WHAT THE EXERCISE ASKS:
Pull out every line below that contains the word "Glucose".

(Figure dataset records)
______________________________

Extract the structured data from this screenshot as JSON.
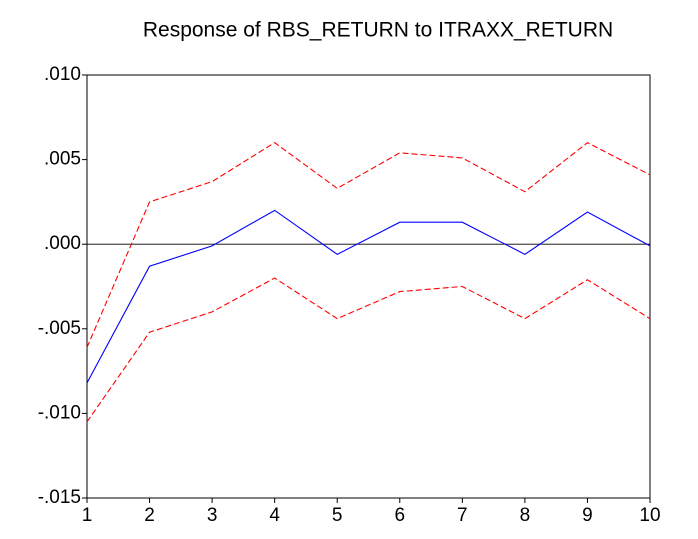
{
  "chart_data": {
    "type": "line",
    "title": "Response of RBS_RETURN to ITRAXX_RETURN",
    "x": [
      1,
      2,
      3,
      4,
      5,
      6,
      7,
      8,
      9,
      10
    ],
    "series": [
      {
        "color": "#ff0000",
        "dash": true,
        "values": [
          -0.0061,
          0.0025,
          0.0037,
          0.006,
          0.0033,
          0.0054,
          0.0051,
          0.0031,
          0.006,
          0.0041
        ]
      },
      {
        "color": "#0000ff",
        "dash": false,
        "values": [
          -0.0082,
          -0.0013,
          -0.0001,
          0.002,
          -0.0006,
          0.0013,
          0.0013,
          -0.0006,
          0.0019,
          -0.0001
        ]
      },
      {
        "color": "#ff0000",
        "dash": true,
        "values": [
          -0.0105,
          -0.0052,
          -0.004,
          -0.002,
          -0.0044,
          -0.0028,
          -0.0025,
          -0.0044,
          -0.0021,
          -0.0044
        ]
      }
    ],
    "xlim": [
      1,
      10
    ],
    "xticks": [
      1,
      2,
      3,
      4,
      5,
      6,
      7,
      8,
      9,
      10
    ],
    "ylim": [
      -0.015,
      0.01
    ],
    "yticks": [
      {
        "value": -0.015,
        "label": "-.015"
      },
      {
        "value": -0.01,
        "label": "-.010"
      },
      {
        "value": -0.005,
        "label": "-.005"
      },
      {
        "value": 0,
        "label": ".000"
      },
      {
        "value": 0.005,
        "label": ".005"
      },
      {
        "value": 0.01,
        "label": ".010"
      }
    ],
    "zero_line": true,
    "grid": false
  }
}
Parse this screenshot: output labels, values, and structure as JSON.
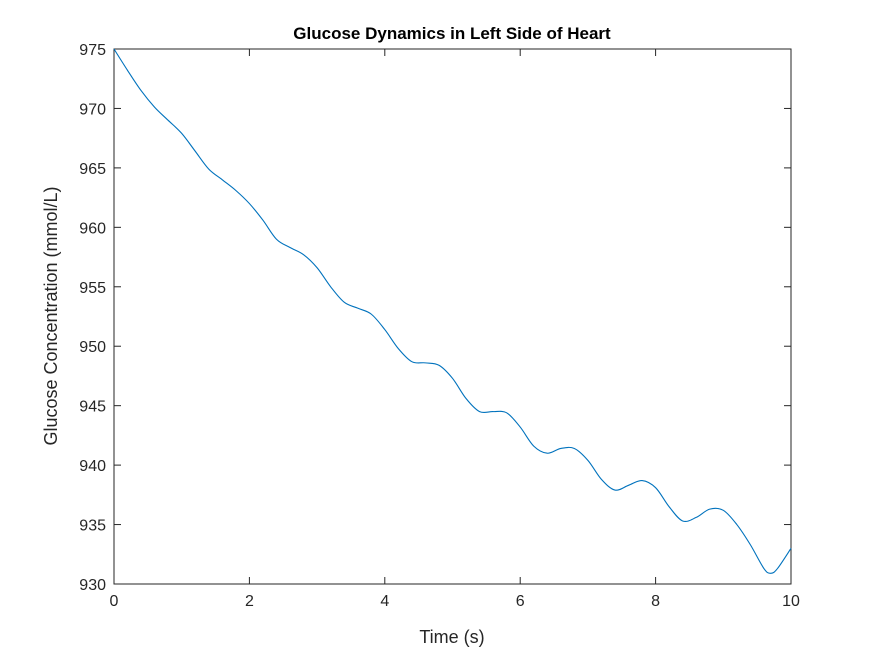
{
  "chart_data": {
    "type": "line",
    "title": "Glucose Dynamics in Left Side of Heart",
    "xlabel": "Time (s)",
    "ylabel": "Glucose Concentration (mmol/L)",
    "xlim": [
      0,
      10
    ],
    "ylim": [
      930,
      975
    ],
    "xticks": [
      0,
      2,
      4,
      6,
      8,
      10
    ],
    "yticks": [
      930,
      935,
      940,
      945,
      950,
      955,
      960,
      965,
      970,
      975
    ],
    "grid": false,
    "legend": "none",
    "series": [
      {
        "color": "#0072BD",
        "x": [
          0,
          0.2,
          0.4,
          0.6,
          0.8,
          1.0,
          1.2,
          1.4,
          1.6,
          1.8,
          2.0,
          2.2,
          2.4,
          2.6,
          2.8,
          3.0,
          3.2,
          3.4,
          3.6,
          3.8,
          4.0,
          4.2,
          4.4,
          4.6,
          4.8,
          5.0,
          5.2,
          5.4,
          5.6,
          5.8,
          6.0,
          6.2,
          6.4,
          6.6,
          6.8,
          7.0,
          7.2,
          7.4,
          7.6,
          7.8,
          8.0,
          8.2,
          8.4,
          8.6,
          8.8,
          9.0,
          9.2,
          9.4,
          9.6,
          9.7,
          9.8,
          10.0
        ],
        "y": [
          975.0,
          973.2,
          971.5,
          970.1,
          969.0,
          967.9,
          966.4,
          964.9,
          964.0,
          963.1,
          962.0,
          960.6,
          959.0,
          958.3,
          957.7,
          956.6,
          955.0,
          953.7,
          953.2,
          952.7,
          951.4,
          949.8,
          948.7,
          948.6,
          948.4,
          947.3,
          945.6,
          944.5,
          944.5,
          944.4,
          943.2,
          941.6,
          941.0,
          941.4,
          941.4,
          940.4,
          938.8,
          937.9,
          938.3,
          938.7,
          938.1,
          936.5,
          935.3,
          935.6,
          936.3,
          936.2,
          935.0,
          933.3,
          931.3,
          930.9,
          931.3,
          933.0
        ]
      }
    ]
  }
}
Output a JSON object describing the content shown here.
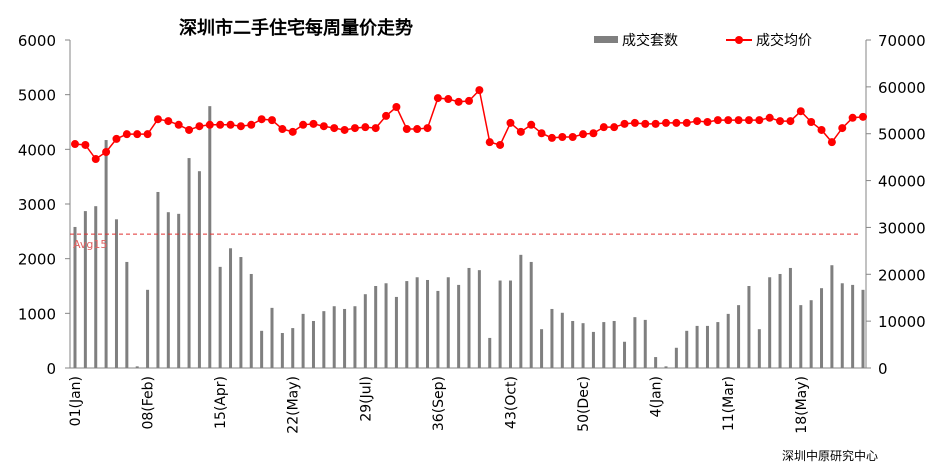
{
  "chart_data": {
    "type": "bar+line",
    "title": "深圳市二手住宅每周量价走势",
    "source": "深圳中原研究中心",
    "legend_placement": "top-right",
    "left_axis": {
      "ylim": [
        0,
        6000
      ],
      "ticks": [
        "0",
        "1000",
        "2000",
        "3000",
        "4000",
        "5000",
        "6000"
      ]
    },
    "right_axis": {
      "ylim": [
        0,
        70000
      ],
      "ticks": [
        "0",
        "10000",
        "20000",
        "30000",
        "40000",
        "50000",
        "60000",
        "70000"
      ]
    },
    "x_tick_labels": [
      "01(Jan)",
      "08(Feb)",
      "15(Apr)",
      "22(May)",
      "29(Jul)",
      "36(Sep)",
      "43(Oct)",
      "50(Dec)",
      "4(Jan)",
      "11(Mar)",
      "18(May)"
    ],
    "x_tick_every": 7,
    "reference_line": {
      "label": "Avg15",
      "value": 2450,
      "color": "#e03030"
    },
    "series": [
      {
        "name": "成交套数",
        "type": "bar",
        "axis": "left",
        "color": "#7f7f7f",
        "values": [
          2580,
          2870,
          2960,
          4170,
          2720,
          1940,
          30,
          1430,
          3220,
          2850,
          2820,
          3840,
          3600,
          4790,
          1850,
          2190,
          2030,
          1720,
          680,
          1100,
          640,
          730,
          990,
          860,
          1040,
          1130,
          1080,
          1130,
          1350,
          1500,
          1550,
          1300,
          1590,
          1660,
          1610,
          1410,
          1660,
          1520,
          1830,
          1790,
          550,
          1600,
          1600,
          2070,
          1940,
          710,
          1080,
          1010,
          860,
          820,
          660,
          840,
          860,
          480,
          930,
          880,
          200,
          30,
          370,
          680,
          770,
          770,
          840,
          990,
          1150,
          1500,
          710,
          1660,
          1720,
          1830,
          1150,
          1240,
          1460,
          1880,
          1550,
          1520,
          1430
        ]
      },
      {
        "name": "成交均价",
        "type": "line",
        "axis": "right",
        "color": "#ff0000",
        "values": [
          47800,
          47600,
          44600,
          46100,
          48900,
          49900,
          49900,
          49900,
          53100,
          52700,
          51900,
          50800,
          51600,
          51900,
          51900,
          51900,
          51600,
          51900,
          53100,
          52900,
          51000,
          50400,
          51900,
          52100,
          51600,
          51200,
          50800,
          51200,
          51400,
          51200,
          53800,
          55700,
          51000,
          51000,
          51200,
          57600,
          57400,
          56800,
          57000,
          59300,
          48200,
          47600,
          52300,
          50400,
          51900,
          50100,
          49100,
          49300,
          49300,
          49900,
          50100,
          51400,
          51400,
          52100,
          52300,
          52100,
          52100,
          52300,
          52300,
          52300,
          52700,
          52500,
          52900,
          52900,
          52900,
          52900,
          52900,
          53400,
          52700,
          52700,
          54800,
          52500,
          50800,
          48200,
          51200,
          53400,
          53600
        ]
      }
    ]
  }
}
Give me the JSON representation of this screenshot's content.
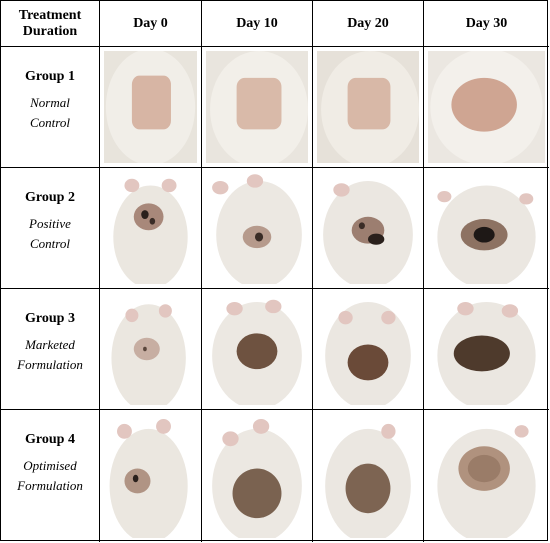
{
  "table": {
    "corner": [
      "Treatment",
      "Duration"
    ],
    "days": [
      "Day 0",
      "Day 10",
      "Day 20",
      "Day 30"
    ],
    "groups": [
      {
        "name": "Group 1",
        "desc": [
          "Normal",
          "Control"
        ]
      },
      {
        "name": "Group 2",
        "desc": [
          "Positive",
          "Control"
        ]
      },
      {
        "name": "Group 3",
        "desc": [
          "Marketed",
          "Formulation"
        ]
      },
      {
        "name": "Group 4",
        "desc": [
          "Optimised",
          "Formulation"
        ]
      }
    ]
  },
  "photos": {
    "group1": [
      "shaved-back-smooth",
      "shaved-back-smooth",
      "shaved-back-smooth",
      "shaved-back-slight-red"
    ],
    "group2": [
      "wound-dark-spots",
      "wound-small-scab",
      "wound-dark-scab",
      "wound-black-scab"
    ],
    "group3": [
      "wound-faint",
      "wound-brown-scab",
      "wound-brown-scab",
      "wound-dark-brown"
    ],
    "group4": [
      "wound-faint-dark",
      "wound-large-brown",
      "wound-large-brown",
      "wound-healing-pink"
    ]
  },
  "colors": {
    "fur": "#ece8e0",
    "skin": "#d9b7a6",
    "scab_brown": "#6b4a36",
    "scab_dark": "#2a201c"
  }
}
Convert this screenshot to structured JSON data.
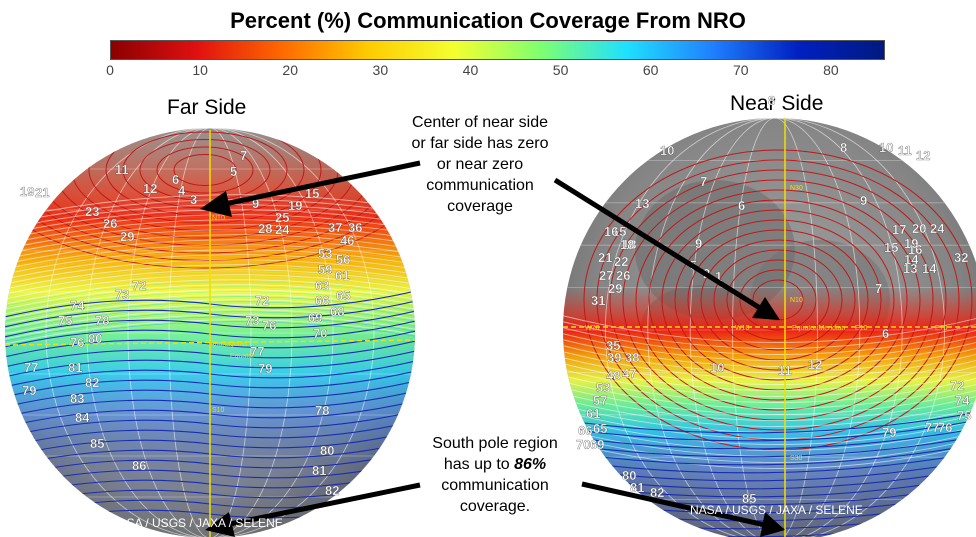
{
  "title": "Percent (%) Communication Coverage From NRO",
  "colorbar": {
    "ticks": [
      "0",
      "10",
      "20",
      "30",
      "40",
      "50",
      "60",
      "70",
      "80"
    ],
    "min": 0,
    "max": 86,
    "colors": [
      "#8b0000",
      "#e01010",
      "#ff6a00",
      "#ffcc00",
      "#f4ff30",
      "#7fff70",
      "#20e0ff",
      "#2080ff",
      "#0020c0",
      "#001a80"
    ]
  },
  "far_side": {
    "label": "Far Side",
    "contour_labels": [
      "3",
      "4",
      "6",
      "7",
      "9",
      "11",
      "12",
      "19",
      "21",
      "23",
      "25",
      "26",
      "28",
      "24",
      "29",
      "37",
      "36",
      "46",
      "53",
      "56",
      "59",
      "61",
      "63",
      "65",
      "66",
      "68",
      "69",
      "70",
      "72",
      "73",
      "74",
      "75",
      "76",
      "77",
      "78",
      "79",
      "80",
      "81",
      "82",
      "83",
      "84",
      "85",
      "86",
      "5",
      "15"
    ],
    "map_labels": [
      "N10",
      "S10",
      "Equator",
      "Anaxagoras"
    ],
    "credit": "NASA / USGS / JAXA / SELENE"
  },
  "near_side": {
    "label": "Near Side",
    "contour_labels": [
      "1",
      "2",
      "5",
      "6",
      "7",
      "8",
      "9",
      "10",
      "11",
      "12",
      "13",
      "14",
      "15",
      "16",
      "17",
      "18",
      "19",
      "20",
      "21",
      "22",
      "24",
      "26",
      "27",
      "29",
      "31",
      "32",
      "35",
      "38",
      "39",
      "47",
      "48",
      "53",
      "57",
      "61",
      "65",
      "66",
      "69",
      "70",
      "72",
      "74",
      "75",
      "76",
      "77",
      "79",
      "80",
      "81",
      "82",
      "85"
    ],
    "map_labels": [
      "N30",
      "N10",
      "Equator/Meridian",
      "W10",
      "W70",
      "E10",
      "E70",
      "S10",
      "S30"
    ],
    "credit": "NASA / USGS / JAXA / SELENE"
  },
  "annotations": {
    "top_note": [
      "Center of near side",
      "or far side has zero",
      "or near zero",
      "communication",
      "coverage"
    ],
    "bottom_note_line1": "South pole region",
    "bottom_note_line2_a": "has up to",
    "bottom_note_line2_b": "86%",
    "bottom_note_line3": "communication",
    "bottom_note_line4": "coverage."
  }
}
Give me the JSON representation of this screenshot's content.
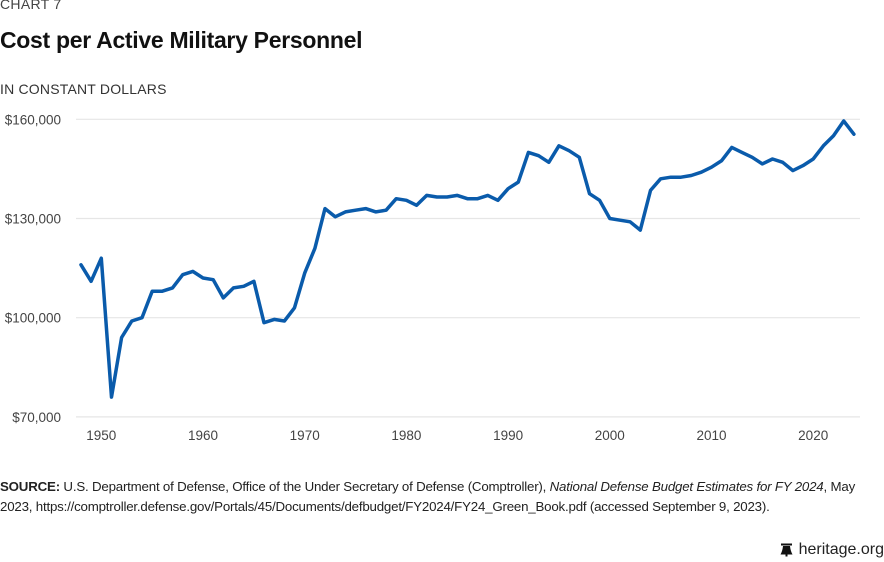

______________________________

WRITTEN SOLUTION:
    "title": "Glucose Dynamics in Left Side of Heart",
    "ylabel": "Glucose Concentration (mmol/L)",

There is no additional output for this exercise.